Given instruction: Copy out the entries in full and with complete accuracy; pictures are excluded.

Raw records:
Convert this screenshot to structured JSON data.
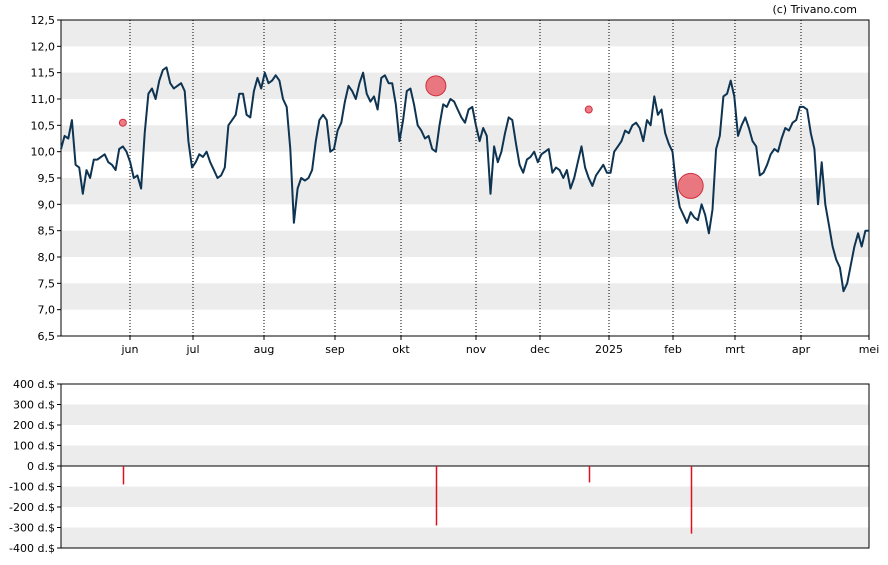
{
  "credit": "(c) Trivano.com",
  "chart_data": [
    {
      "type": "line",
      "title": "",
      "ylim": [
        6.5,
        12.5
      ],
      "y_ticks": [
        "6,5",
        "7,0",
        "7,5",
        "8,0",
        "8,5",
        "9,0",
        "9,5",
        "10,0",
        "10,5",
        "11,0",
        "11,5",
        "12,0",
        "12,5"
      ],
      "x_ticks": [
        "jun",
        "jul",
        "aug",
        "sep",
        "okt",
        "nov",
        "dec",
        "2025",
        "feb",
        "mrt",
        "apr",
        "mei"
      ],
      "grid": "alternating horizontal bands, dotted vertical month lines",
      "line_color": "#0e3452",
      "marker_color": "#e8505b",
      "series": [
        {
          "values": [
            10.05,
            10.3,
            10.25,
            10.6,
            9.75,
            9.7,
            9.2,
            9.65,
            9.5,
            9.85,
            9.85,
            9.9,
            9.95,
            9.8,
            9.75,
            9.65,
            10.05,
            10.1,
            10.0,
            9.8,
            9.5,
            9.55,
            9.3,
            10.35,
            11.1,
            11.2,
            11.0,
            11.35,
            11.55,
            11.6,
            11.3,
            11.2,
            11.25,
            11.3,
            11.15,
            10.2,
            9.7,
            9.8,
            9.95,
            9.9,
            10.0,
            9.8,
            9.65,
            9.5,
            9.55,
            9.7,
            10.5,
            10.6,
            10.7,
            11.1,
            11.1,
            10.7,
            10.65,
            11.15,
            11.4,
            11.2,
            11.5,
            11.3,
            11.35,
            11.45,
            11.35,
            11.0,
            10.85,
            10.05,
            8.65,
            9.3,
            9.5,
            9.45,
            9.5,
            9.65,
            10.2,
            10.6,
            10.7,
            10.6,
            10.0,
            10.05,
            10.4,
            10.55,
            10.95,
            11.25,
            11.15,
            11.0,
            11.3,
            11.5,
            11.1,
            10.95,
            11.05,
            10.8,
            11.4,
            11.45,
            11.3,
            11.3,
            10.9,
            10.2,
            10.6,
            11.15,
            11.2,
            10.9,
            10.5,
            10.4,
            10.25,
            10.3,
            10.05,
            10.0,
            10.5,
            10.9,
            10.85,
            11.0,
            10.95,
            10.8,
            10.65,
            10.55,
            10.8,
            10.85,
            10.5,
            10.2,
            10.45,
            10.3,
            9.2,
            10.1,
            9.8,
            10.0,
            10.35,
            10.65,
            10.6,
            10.15,
            9.75,
            9.6,
            9.85,
            9.9,
            10.0,
            9.8,
            9.95,
            10.0,
            10.05,
            9.6,
            9.7,
            9.65,
            9.5,
            9.65,
            9.3,
            9.5,
            9.8,
            10.1,
            9.7,
            9.5,
            9.35,
            9.55,
            9.65,
            9.75,
            9.6,
            9.6,
            10.0,
            10.1,
            10.2,
            10.4,
            10.35,
            10.5,
            10.55,
            10.45,
            10.2,
            10.6,
            10.5,
            11.05,
            10.7,
            10.8,
            10.35,
            10.15,
            10.0,
            9.35,
            8.95,
            8.8,
            8.65,
            8.85,
            8.75,
            8.7,
            9.0,
            8.8,
            8.45,
            8.9,
            10.05,
            10.3,
            11.05,
            11.1,
            11.35,
            11.05,
            10.3,
            10.5,
            10.65,
            10.45,
            10.2,
            10.1,
            9.55,
            9.6,
            9.75,
            9.95,
            10.05,
            10.0,
            10.25,
            10.45,
            10.4,
            10.55,
            10.6,
            10.85,
            10.85,
            10.8,
            10.35,
            10.05,
            9.0,
            9.8,
            9.0,
            8.6,
            8.2,
            7.95,
            7.8,
            7.35,
            7.5,
            7.85,
            8.2,
            8.45,
            8.2,
            8.5,
            8.5
          ]
        }
      ],
      "markers": [
        {
          "x_index": 17,
          "value": 10.55,
          "size": "small"
        },
        {
          "x_index": 103,
          "value": 11.25,
          "size": "medium"
        },
        {
          "x_index": 145,
          "value": 10.8,
          "size": "small"
        },
        {
          "x_index": 173,
          "value": 9.35,
          "size": "large"
        }
      ]
    },
    {
      "type": "bar",
      "title": "",
      "ylim": [
        -400,
        400
      ],
      "y_ticks": [
        "400 d.$",
        "300 d.$",
        "200 d.$",
        "100 d.$",
        "0 d.$",
        "-100 d.$",
        "-200 d.$",
        "-300 d.$",
        "-400 d.$"
      ],
      "bar_color": "#e0101e",
      "bars": [
        {
          "x_index": 17,
          "value": -90
        },
        {
          "x_index": 103,
          "value": -290
        },
        {
          "x_index": 145,
          "value": -80
        },
        {
          "x_index": 173,
          "value": -330
        }
      ]
    }
  ]
}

Problem solution:
Convert this screenshot to structured JSON data.
{
  "credit": "(c) Trivano.com",
  "chart_data": [
    {
      "type": "line",
      "title": "",
      "ylim": [
        6.5,
        12.5
      ],
      "y_ticks": [
        "6,5",
        "7,0",
        "7,5",
        "8,0",
        "8,5",
        "9,0",
        "9,5",
        "10,0",
        "10,5",
        "11,0",
        "11,5",
        "12,0",
        "12,5"
      ],
      "x_ticks": [
        "jun",
        "jul",
        "aug",
        "sep",
        "okt",
        "nov",
        "dec",
        "2025",
        "feb",
        "mrt",
        "apr",
        "mei"
      ],
      "grid": "alternating horizontal bands, dotted vertical month lines",
      "line_color": "#0e3452",
      "marker_color": "#e8505b",
      "series": [
        {
          "values": [
            10.05,
            10.3,
            10.25,
            10.6,
            9.75,
            9.7,
            9.2,
            9.65,
            9.5,
            9.85,
            9.85,
            9.9,
            9.95,
            9.8,
            9.75,
            9.65,
            10.05,
            10.1,
            10.0,
            9.8,
            9.5,
            9.55,
            9.3,
            10.35,
            11.1,
            11.2,
            11.0,
            11.35,
            11.55,
            11.6,
            11.3,
            11.2,
            11.25,
            11.3,
            11.15,
            10.2,
            9.7,
            9.8,
            9.95,
            9.9,
            10.0,
            9.8,
            9.65,
            9.5,
            9.55,
            9.7,
            10.5,
            10.6,
            10.7,
            11.1,
            11.1,
            10.7,
            10.65,
            11.15,
            11.4,
            11.2,
            11.5,
            11.3,
            11.35,
            11.45,
            11.35,
            11.0,
            10.85,
            10.05,
            8.65,
            9.3,
            9.5,
            9.45,
            9.5,
            9.65,
            10.2,
            10.6,
            10.7,
            10.6,
            10.0,
            10.05,
            10.4,
            10.55,
            10.95,
            11.25,
            11.15,
            11.0,
            11.3,
            11.5,
            11.1,
            10.95,
            11.05,
            10.8,
            11.4,
            11.45,
            11.3,
            11.3,
            10.9,
            10.2,
            10.6,
            11.15,
            11.2,
            10.9,
            10.5,
            10.4,
            10.25,
            10.3,
            10.05,
            10.0,
            10.5,
            10.9,
            10.85,
            11.0,
            10.95,
            10.8,
            10.65,
            10.55,
            10.8,
            10.85,
            10.5,
            10.2,
            10.45,
            10.3,
            9.2,
            10.1,
            9.8,
            10.0,
            10.35,
            10.65,
            10.6,
            10.15,
            9.75,
            9.6,
            9.85,
            9.9,
            10.0,
            9.8,
            9.95,
            10.0,
            10.05,
            9.6,
            9.7,
            9.65,
            9.5,
            9.65,
            9.3,
            9.5,
            9.8,
            10.1,
            9.7,
            9.5,
            9.35,
            9.55,
            9.65,
            9.75,
            9.6,
            9.6,
            10.0,
            10.1,
            10.2,
            10.4,
            10.35,
            10.5,
            10.55,
            10.45,
            10.2,
            10.6,
            10.5,
            11.05,
            10.7,
            10.8,
            10.35,
            10.15,
            10.0,
            9.35,
            8.95,
            8.8,
            8.65,
            8.85,
            8.75,
            8.7,
            9.0,
            8.8,
            8.45,
            8.9,
            10.05,
            10.3,
            11.05,
            11.1,
            11.35,
            11.05,
            10.3,
            10.5,
            10.65,
            10.45,
            10.2,
            10.1,
            9.55,
            9.6,
            9.75,
            9.95,
            10.05,
            10.0,
            10.25,
            10.45,
            10.4,
            10.55,
            10.6,
            10.85,
            10.85,
            10.8,
            10.35,
            10.05,
            9.0,
            9.8,
            9.0,
            8.6,
            8.2,
            7.95,
            7.8,
            7.35,
            7.5,
            7.85,
            8.2,
            8.45,
            8.2,
            8.5,
            8.5
          ]
        }
      ],
      "markers": [
        {
          "x_index": 17,
          "value": 10.55,
          "size": "small"
        },
        {
          "x_index": 103,
          "value": 11.25,
          "size": "medium"
        },
        {
          "x_index": 145,
          "value": 10.8,
          "size": "small"
        },
        {
          "x_index": 173,
          "value": 9.35,
          "size": "large"
        }
      ]
    },
    {
      "type": "bar",
      "title": "",
      "ylim": [
        -400,
        400
      ],
      "y_ticks": [
        "400 d.$",
        "300 d.$",
        "200 d.$",
        "100 d.$",
        "0 d.$",
        "-100 d.$",
        "-200 d.$",
        "-300 d.$",
        "-400 d.$"
      ],
      "bar_color": "#e0101e",
      "bars": [
        {
          "x_index": 17,
          "value": -90
        },
        {
          "x_index": 103,
          "value": -290
        },
        {
          "x_index": 145,
          "value": -80
        },
        {
          "x_index": 173,
          "value": -330
        }
      ]
    }
  ]
}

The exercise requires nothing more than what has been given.